-- start Dataset records --

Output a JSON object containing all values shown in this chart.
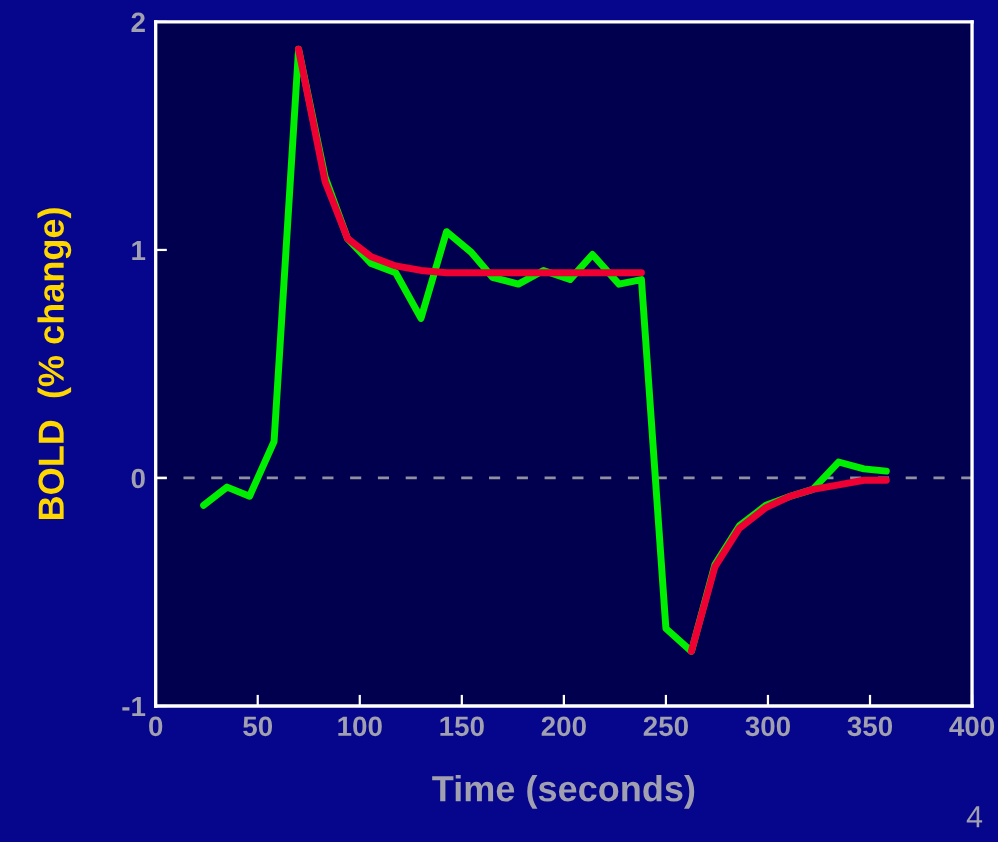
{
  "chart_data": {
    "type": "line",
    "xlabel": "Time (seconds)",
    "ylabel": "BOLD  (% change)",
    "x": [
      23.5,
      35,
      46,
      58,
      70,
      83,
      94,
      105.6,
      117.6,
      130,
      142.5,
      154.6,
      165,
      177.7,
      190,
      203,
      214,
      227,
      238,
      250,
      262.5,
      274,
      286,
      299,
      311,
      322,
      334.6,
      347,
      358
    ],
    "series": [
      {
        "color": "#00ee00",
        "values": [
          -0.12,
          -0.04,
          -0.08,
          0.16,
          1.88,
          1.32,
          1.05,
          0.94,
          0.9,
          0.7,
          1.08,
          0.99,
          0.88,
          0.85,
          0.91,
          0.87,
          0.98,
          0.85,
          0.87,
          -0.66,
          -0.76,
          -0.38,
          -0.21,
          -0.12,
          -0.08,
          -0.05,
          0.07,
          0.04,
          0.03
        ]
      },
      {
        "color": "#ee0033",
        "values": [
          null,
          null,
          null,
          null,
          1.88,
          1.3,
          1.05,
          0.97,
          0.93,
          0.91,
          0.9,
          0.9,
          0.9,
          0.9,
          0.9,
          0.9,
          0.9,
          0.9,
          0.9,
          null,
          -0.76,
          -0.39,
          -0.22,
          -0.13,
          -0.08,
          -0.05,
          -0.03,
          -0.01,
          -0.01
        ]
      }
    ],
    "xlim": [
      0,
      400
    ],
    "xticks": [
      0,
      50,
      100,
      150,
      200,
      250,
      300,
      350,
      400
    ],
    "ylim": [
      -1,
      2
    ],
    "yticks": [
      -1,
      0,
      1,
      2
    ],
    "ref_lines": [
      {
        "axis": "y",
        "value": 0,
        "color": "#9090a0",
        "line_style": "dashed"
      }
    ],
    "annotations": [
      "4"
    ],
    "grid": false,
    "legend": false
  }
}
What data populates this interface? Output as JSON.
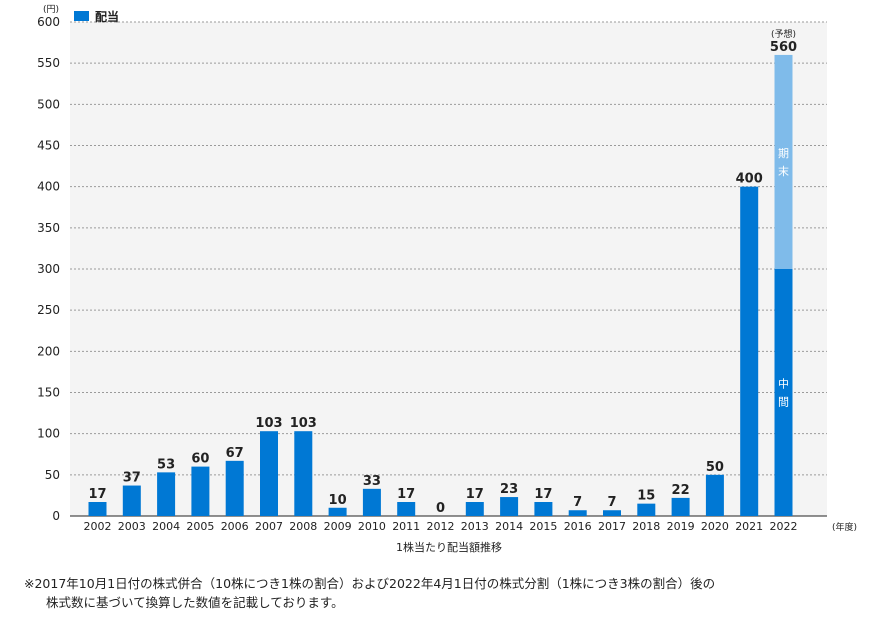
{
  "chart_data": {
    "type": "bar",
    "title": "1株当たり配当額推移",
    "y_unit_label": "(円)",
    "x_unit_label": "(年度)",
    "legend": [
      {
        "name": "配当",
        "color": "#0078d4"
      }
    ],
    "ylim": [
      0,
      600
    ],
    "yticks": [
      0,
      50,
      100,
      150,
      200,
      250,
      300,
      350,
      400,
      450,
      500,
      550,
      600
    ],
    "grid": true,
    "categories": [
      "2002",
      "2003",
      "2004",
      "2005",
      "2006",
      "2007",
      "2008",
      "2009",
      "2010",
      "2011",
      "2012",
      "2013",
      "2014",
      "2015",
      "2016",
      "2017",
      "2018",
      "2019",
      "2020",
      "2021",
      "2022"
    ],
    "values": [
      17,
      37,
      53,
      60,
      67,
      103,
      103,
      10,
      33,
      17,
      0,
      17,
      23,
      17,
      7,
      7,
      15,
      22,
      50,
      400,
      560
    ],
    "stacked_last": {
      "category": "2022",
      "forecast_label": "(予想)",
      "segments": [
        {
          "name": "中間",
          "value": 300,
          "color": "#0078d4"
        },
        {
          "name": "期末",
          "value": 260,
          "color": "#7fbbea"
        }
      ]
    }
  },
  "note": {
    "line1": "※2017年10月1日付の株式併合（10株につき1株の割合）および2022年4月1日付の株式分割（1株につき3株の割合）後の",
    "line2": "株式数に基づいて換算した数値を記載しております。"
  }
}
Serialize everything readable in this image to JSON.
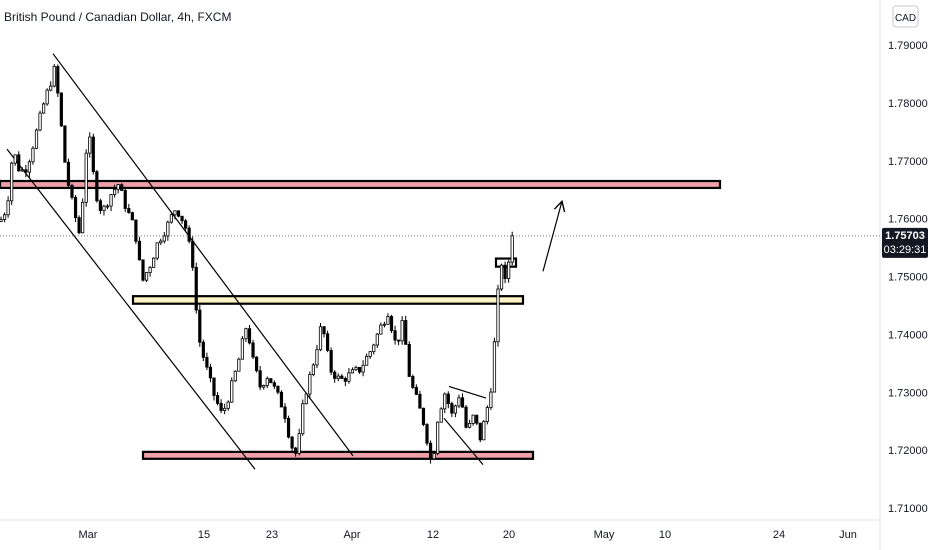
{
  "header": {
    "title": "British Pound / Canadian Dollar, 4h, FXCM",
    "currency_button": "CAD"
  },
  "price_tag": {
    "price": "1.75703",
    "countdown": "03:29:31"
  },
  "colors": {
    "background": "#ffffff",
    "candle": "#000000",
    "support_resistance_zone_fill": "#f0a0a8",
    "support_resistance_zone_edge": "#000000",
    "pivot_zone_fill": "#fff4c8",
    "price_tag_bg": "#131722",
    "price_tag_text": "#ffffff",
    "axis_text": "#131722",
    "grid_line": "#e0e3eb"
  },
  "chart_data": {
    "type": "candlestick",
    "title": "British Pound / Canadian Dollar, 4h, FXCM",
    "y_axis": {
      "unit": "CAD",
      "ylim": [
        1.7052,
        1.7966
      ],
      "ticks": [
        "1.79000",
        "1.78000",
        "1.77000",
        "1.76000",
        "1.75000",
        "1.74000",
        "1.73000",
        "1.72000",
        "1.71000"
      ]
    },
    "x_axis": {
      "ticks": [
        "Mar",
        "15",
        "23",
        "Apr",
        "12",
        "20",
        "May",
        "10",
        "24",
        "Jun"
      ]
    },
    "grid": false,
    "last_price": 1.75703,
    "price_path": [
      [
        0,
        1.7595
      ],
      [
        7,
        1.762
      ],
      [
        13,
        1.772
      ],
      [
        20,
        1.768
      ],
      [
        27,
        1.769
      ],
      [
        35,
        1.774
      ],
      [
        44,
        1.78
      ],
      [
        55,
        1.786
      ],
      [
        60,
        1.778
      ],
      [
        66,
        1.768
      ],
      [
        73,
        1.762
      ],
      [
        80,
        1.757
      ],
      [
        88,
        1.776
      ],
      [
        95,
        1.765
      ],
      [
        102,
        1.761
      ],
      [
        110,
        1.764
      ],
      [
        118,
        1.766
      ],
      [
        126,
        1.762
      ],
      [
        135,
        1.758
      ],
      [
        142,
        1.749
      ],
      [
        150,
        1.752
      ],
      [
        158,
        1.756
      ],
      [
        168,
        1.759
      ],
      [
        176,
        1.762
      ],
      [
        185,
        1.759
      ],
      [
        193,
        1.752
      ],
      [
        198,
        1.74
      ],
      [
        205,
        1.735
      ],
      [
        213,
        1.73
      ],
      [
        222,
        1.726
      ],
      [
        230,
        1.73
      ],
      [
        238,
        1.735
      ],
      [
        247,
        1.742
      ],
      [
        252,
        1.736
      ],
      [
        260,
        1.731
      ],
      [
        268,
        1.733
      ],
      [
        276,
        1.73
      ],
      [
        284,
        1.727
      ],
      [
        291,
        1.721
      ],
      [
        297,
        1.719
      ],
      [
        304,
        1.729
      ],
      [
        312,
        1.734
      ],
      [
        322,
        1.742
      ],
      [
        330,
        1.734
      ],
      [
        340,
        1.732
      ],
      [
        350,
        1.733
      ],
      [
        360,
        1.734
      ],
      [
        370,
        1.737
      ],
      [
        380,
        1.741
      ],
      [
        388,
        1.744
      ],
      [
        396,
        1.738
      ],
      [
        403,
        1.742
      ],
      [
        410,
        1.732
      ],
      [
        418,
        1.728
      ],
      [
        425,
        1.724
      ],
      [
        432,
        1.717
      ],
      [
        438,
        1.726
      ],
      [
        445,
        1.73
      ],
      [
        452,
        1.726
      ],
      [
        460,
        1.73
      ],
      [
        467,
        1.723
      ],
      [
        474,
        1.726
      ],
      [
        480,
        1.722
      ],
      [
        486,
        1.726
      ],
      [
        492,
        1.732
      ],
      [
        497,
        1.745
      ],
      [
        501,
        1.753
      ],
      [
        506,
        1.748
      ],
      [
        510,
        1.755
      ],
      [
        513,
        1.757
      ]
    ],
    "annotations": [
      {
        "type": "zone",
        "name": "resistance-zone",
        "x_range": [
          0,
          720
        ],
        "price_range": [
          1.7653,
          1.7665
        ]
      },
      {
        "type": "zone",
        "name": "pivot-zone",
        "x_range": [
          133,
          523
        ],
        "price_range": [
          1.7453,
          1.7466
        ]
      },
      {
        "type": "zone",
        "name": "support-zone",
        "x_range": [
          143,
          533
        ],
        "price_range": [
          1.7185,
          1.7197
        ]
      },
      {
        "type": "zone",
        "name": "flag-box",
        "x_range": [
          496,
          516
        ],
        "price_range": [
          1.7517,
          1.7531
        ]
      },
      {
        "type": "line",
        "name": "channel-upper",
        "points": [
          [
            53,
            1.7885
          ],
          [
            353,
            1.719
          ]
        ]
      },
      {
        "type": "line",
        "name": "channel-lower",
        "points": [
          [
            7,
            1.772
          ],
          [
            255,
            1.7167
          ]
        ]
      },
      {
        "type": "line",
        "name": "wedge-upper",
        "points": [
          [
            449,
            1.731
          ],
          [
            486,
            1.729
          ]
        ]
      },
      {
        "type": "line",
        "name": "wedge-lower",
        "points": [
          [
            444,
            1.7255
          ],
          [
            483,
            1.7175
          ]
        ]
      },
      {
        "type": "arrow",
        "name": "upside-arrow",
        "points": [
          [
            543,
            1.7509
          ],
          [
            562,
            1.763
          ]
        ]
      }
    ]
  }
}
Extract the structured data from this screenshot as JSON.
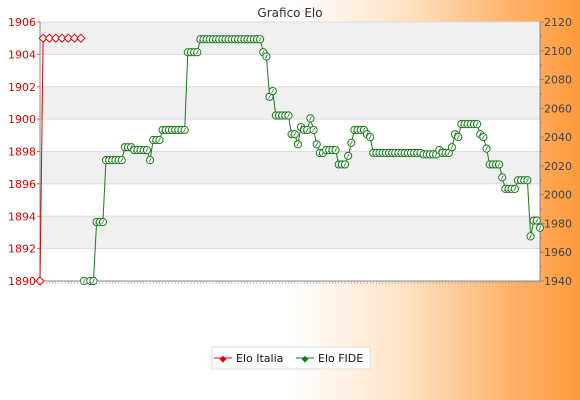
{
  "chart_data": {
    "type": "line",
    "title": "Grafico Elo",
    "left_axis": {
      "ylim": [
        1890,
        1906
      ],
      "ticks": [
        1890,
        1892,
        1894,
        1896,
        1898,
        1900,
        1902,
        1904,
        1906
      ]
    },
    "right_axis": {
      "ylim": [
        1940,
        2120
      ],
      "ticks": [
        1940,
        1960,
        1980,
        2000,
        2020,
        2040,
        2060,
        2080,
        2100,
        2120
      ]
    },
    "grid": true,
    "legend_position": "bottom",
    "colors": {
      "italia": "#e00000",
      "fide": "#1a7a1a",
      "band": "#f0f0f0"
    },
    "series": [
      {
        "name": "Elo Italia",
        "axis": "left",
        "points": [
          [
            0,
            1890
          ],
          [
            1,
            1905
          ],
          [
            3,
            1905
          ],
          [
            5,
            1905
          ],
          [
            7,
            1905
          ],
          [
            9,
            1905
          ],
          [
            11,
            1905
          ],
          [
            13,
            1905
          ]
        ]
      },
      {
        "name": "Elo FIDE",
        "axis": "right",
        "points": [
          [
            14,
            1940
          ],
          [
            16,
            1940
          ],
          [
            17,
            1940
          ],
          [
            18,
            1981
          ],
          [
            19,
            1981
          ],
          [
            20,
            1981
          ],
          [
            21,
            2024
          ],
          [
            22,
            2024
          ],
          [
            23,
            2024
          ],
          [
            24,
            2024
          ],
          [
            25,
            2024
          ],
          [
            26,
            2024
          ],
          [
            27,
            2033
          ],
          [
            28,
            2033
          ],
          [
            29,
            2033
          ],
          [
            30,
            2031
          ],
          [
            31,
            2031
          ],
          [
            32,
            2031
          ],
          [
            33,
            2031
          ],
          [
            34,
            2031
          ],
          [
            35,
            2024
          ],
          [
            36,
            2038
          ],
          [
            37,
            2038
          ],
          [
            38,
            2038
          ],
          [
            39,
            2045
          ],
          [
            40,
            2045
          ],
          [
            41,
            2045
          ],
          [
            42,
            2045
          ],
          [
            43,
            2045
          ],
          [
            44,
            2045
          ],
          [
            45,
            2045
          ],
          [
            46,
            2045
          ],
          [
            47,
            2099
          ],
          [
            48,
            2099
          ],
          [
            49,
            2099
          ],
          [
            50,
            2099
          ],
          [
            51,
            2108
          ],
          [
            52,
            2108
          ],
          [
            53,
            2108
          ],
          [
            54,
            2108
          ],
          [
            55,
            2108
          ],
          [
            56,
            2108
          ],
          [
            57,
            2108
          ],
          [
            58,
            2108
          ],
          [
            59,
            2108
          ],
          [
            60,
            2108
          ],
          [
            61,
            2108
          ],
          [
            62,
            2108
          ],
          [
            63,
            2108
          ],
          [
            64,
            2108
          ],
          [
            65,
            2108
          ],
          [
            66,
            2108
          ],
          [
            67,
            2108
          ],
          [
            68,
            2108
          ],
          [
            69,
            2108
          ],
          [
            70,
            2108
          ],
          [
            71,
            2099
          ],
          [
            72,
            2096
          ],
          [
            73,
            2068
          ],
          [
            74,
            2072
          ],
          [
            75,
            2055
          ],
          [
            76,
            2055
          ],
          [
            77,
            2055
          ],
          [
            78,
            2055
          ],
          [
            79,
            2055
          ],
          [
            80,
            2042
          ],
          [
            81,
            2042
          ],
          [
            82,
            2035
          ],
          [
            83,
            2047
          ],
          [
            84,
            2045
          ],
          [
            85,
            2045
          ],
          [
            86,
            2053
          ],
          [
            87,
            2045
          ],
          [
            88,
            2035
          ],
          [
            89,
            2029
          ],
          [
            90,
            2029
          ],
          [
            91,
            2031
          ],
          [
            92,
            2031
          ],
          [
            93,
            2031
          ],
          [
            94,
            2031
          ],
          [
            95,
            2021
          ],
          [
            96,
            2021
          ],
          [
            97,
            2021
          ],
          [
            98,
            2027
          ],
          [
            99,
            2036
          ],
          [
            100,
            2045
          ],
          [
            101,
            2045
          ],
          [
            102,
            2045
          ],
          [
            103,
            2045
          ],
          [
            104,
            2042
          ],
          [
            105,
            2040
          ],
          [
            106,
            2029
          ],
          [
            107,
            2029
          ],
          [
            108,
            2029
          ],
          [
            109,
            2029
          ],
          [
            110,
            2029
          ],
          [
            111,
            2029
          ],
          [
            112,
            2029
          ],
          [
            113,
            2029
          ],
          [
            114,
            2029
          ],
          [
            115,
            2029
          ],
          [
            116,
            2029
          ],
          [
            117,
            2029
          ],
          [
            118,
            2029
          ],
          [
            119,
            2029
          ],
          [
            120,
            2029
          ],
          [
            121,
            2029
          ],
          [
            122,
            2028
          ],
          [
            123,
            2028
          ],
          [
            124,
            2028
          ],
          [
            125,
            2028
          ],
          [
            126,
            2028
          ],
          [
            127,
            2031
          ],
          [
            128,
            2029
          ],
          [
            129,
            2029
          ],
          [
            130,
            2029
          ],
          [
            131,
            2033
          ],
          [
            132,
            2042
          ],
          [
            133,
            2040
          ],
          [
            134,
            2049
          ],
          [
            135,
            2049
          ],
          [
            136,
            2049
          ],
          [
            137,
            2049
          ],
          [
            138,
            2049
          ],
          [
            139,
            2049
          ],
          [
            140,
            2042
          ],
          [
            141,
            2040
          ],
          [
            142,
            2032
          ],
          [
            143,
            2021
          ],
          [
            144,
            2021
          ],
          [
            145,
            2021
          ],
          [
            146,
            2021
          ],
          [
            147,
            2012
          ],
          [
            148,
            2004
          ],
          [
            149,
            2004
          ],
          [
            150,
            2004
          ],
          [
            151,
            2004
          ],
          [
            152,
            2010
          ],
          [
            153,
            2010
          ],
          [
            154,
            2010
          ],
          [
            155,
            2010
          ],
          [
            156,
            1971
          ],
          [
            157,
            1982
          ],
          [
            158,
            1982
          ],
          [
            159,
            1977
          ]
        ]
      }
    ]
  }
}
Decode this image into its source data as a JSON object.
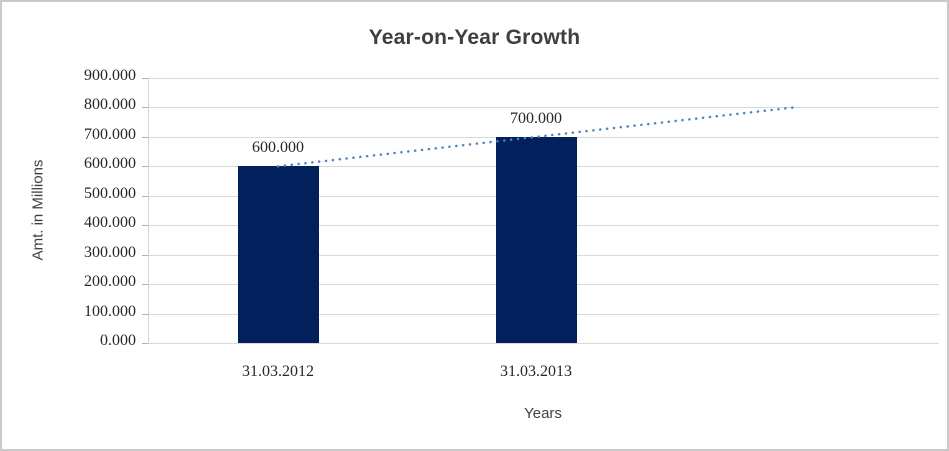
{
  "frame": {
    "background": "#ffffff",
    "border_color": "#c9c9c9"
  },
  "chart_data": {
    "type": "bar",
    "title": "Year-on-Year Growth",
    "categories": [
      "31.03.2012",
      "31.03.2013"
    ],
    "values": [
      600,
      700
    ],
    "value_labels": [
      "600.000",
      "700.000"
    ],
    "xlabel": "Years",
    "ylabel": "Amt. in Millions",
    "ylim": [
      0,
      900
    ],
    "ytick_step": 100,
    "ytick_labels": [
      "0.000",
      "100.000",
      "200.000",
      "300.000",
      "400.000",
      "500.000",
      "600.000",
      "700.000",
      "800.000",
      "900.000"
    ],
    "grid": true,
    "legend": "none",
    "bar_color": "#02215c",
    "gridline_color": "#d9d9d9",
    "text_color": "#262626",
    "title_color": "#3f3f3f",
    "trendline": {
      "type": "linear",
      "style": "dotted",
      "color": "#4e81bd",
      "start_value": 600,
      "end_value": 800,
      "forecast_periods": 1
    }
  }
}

-- end Dataset records --

Emit the lines of the data above from the one containing "Decode this image" through its final line, both endpoints included. Pictures do not belong in the output.

> **Result**:
Decode this image into its source data as a JSON object.
{
  "frame": {
    "background": "#ffffff",
    "border_color": "#c9c9c9"
  },
  "chart_data": {
    "type": "bar",
    "title": "Year-on-Year Growth",
    "categories": [
      "31.03.2012",
      "31.03.2013"
    ],
    "values": [
      600,
      700
    ],
    "value_labels": [
      "600.000",
      "700.000"
    ],
    "xlabel": "Years",
    "ylabel": "Amt. in Millions",
    "ylim": [
      0,
      900
    ],
    "ytick_step": 100,
    "ytick_labels": [
      "0.000",
      "100.000",
      "200.000",
      "300.000",
      "400.000",
      "500.000",
      "600.000",
      "700.000",
      "800.000",
      "900.000"
    ],
    "grid": true,
    "legend": "none",
    "bar_color": "#02215c",
    "gridline_color": "#d9d9d9",
    "text_color": "#262626",
    "title_color": "#3f3f3f",
    "trendline": {
      "type": "linear",
      "style": "dotted",
      "color": "#4e81bd",
      "start_value": 600,
      "end_value": 800,
      "forecast_periods": 1
    }
  }
}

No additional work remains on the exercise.